> Quoted passage:
◇ ◇ ◇ ◇ ◇ ◇ ◇

This improvement reflects the increase in the average rate received on
interest earning assets of 20 basis points, more than offsetting the
increase in the average rate paid on interest bearing liabilities of
12 basis points. The increase in Provident Financial's overall rate on
interest earning assets was due to the increase in the rate received
on equipment leases. The increase in the average rate paid on interest
bearing liabilities was due to a higher average rate paid on demand
deposits and long-term debt. Interest rate swaps increased the net
interest margin by 22 basis points and 21 basis points during the
first six months of 1997 and 1996, respectively.
- 9 -
<PAGE>
In preparing the net interest margin tables, nonaccrual loan balances
are included in the average balances for loans and leases. Fees
included in interest and fees on loans and leases are as follows:
second quarter 1997 - $3.9 million, second quarter 1996 - $3.8
million, year-to-date 1997 - $8.2 million, and year-to-date 1996 -
$8.8 million.
Noninterest Income
Second Quarter 1997 Compared to Second Quarter 1996
Noninterest income increased $19.8 million during the second quarter
of 1997 compared to the same quarter in 1996. Service charges on
deposit accounts increased primarily as a result of increased fees
received on corporate and personal demand deposit accounts and ATM
usage. The increase in other service charges and fees was principally
the result of gains and fees related to commercial lending. Gain on
sales of loans and leases increased primarily as a result of $15.5
million in gains on the sale of non-conforming home equity loans by
Provident Consumer. Security gains of $1.0 million were recognized
primarily from the sale of mortgage-backed securities. The decrease in
other income was due to receipts of additional consideration related
to a restructured loan being higher in 1996 than in 1997. This
decrease was partially offset by additional revenues from operating
leases which resulted from the acquisition of Information Leasing
Corporation.

◇ ◇ ◇ ◇ ◇ ◇ ◇

> Material:
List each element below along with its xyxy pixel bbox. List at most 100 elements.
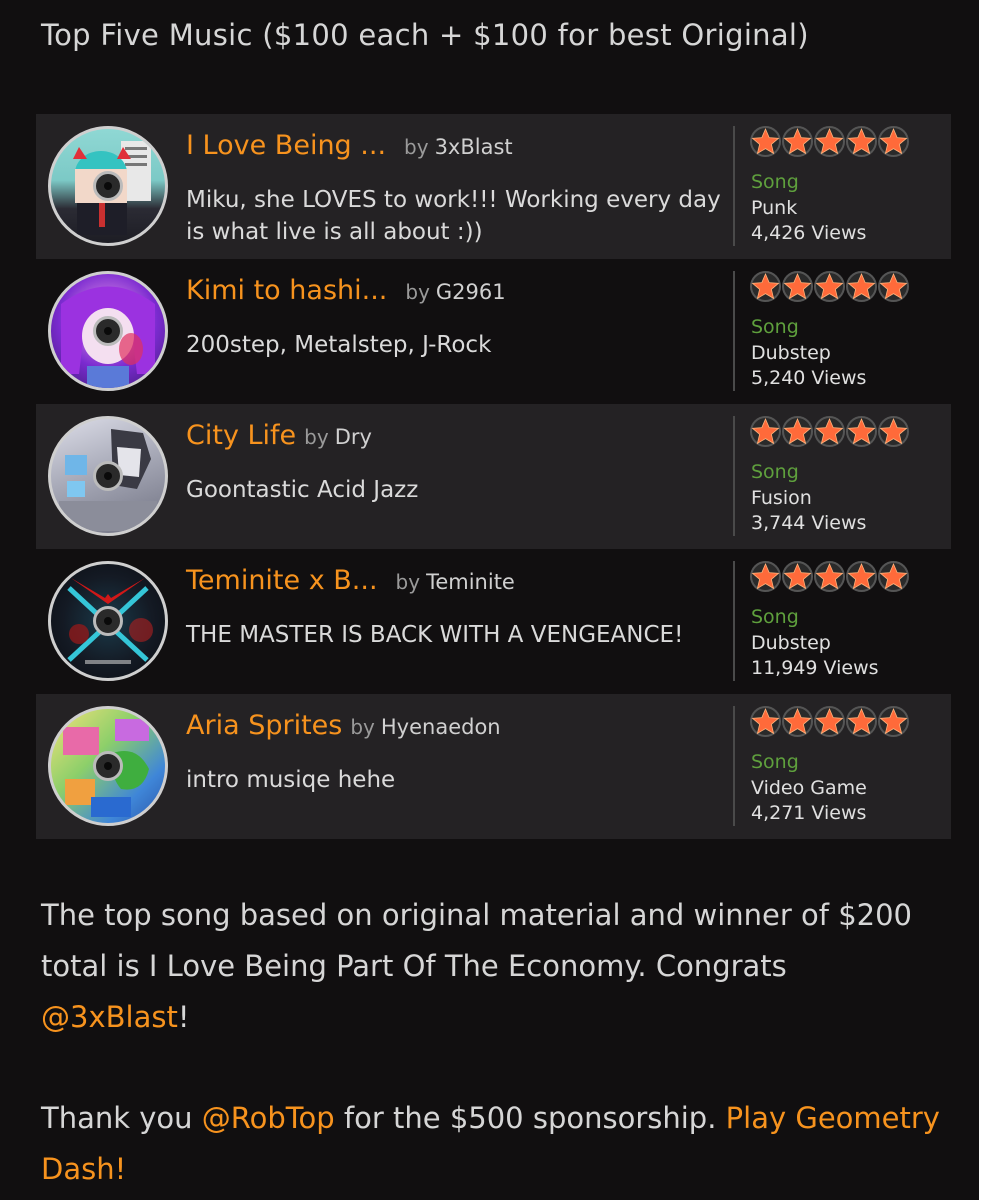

◇ ◇ ◇ ◇ ◇ ◇ ◇

> Parts of the exercise:
A. Answer each question from the Provident Financial report excerpt.
(i) By how many basis points did the average rate paid on interest bearing liabilities increase?
(ii) What amount of fees was included in interest and fees on loans and leases for year-to-date 1996?
(iii) What sale by Provident Consumer produced $15.5 million in gains?
B. Write the next part of the Provident Financial report excerpt, picking up after its final sentence.
The material is separate from the Provident Financial report excerpt.

> Answer set:
A.
(i) 12 basis points
(ii) $8.8 million
(iii) The sale of non-conforming home equity loans

B.
Six Months Ended June 30, 1997 Compared to Six Months Ended June 30,
1996
Noninterest income increased $37.8 million during the first six months
of 1997 compared to the same period in 1996. Service charges on
deposits accounts, other service charges and fees, gain on sales of
loans and leases and security gains increased while other income
decreased for the same reasons given in the quarterly comparison.
Noninterest Expense
Second Quarter 1997 Compared to Second Quarter 1996
Noninterest expense increased $12.8 million during the second quarter
of 1997 when compared to 1996. Compensation expense increased
primarily as a result of the acquisition of Information Leasing and
the expansion of Provident Consumer. Equipment expense increased due
primarily to the depreciation of computer equipment purchased during
the current year. Professional fees increased primarily in the
MeritValu and consumer lending areas. Charges and fees increased
primarily as a result of increased loan originations and foreclosed
property costs. Higher marketing costs were the primary reason for the
increase in other expense.
- 10 -
<PAGE>
Six Months Ended June 30, 1997 Compared to Six Months Ended June 30,
1996
Noninterest expense increased $23.8 million during the first six
months of 1997 compared to the same period in 1996. Compensation,
equipment expense, professional fees, charges and fees and other
expenses increased for the same reasons as given in the quarterly
comparison.
Financial Condition
Short-Term Investments and Investment Securities
Federal funds sold and reverse repurchase agreements decreased $70.1
million since December 31, 1996. The amount of federal funds sold
changes daily as cash is managed to meet reserve requirements and
customer needs. After funds have been allocated to meet lending and
investment requirements, any remainder is placed in overnight federal
funds. Investment securities increased $300.4 million during 1997
resulting from the redeployment of proceeds from the sale of
residential mortgage loans.
Loans and Leases
Total loans and leases decreased $105.6 million during 1997. The
decrease was due primarily to the sale of $683.5 million in
residential loans during the first half of 1997 which was offset
partially by the origination of new loans and leases primarily in the
areas of commercial and financial, residential and consumer lease
financing.
The following table shows the composition of the commercial and
financial loan category by industry type at June 30, 1997 (dollars in
millions):
Amount on
Type Amount % Nonaccrual
Construction $105.7 4 $.1
Manufacturing 534.8 21 2.2
Transportation/Utilities 142.5 6 .1
Wholesale Trade 231.0 9 2.8
Retail Trade 263.7 11 17.6
Finance & Insurance 134.8 5 .5
Real Estate Operators/Investment 304.1 12 .7
Service Industries 370.3 15 .8
Automobile Dealers 118.3 5 -
Other(1) 303.9 12 2.4
Total $2,509.1 100 $27.2
(1) Includes various kinds of loans, such as small business loans
and loans with balances under $100,000.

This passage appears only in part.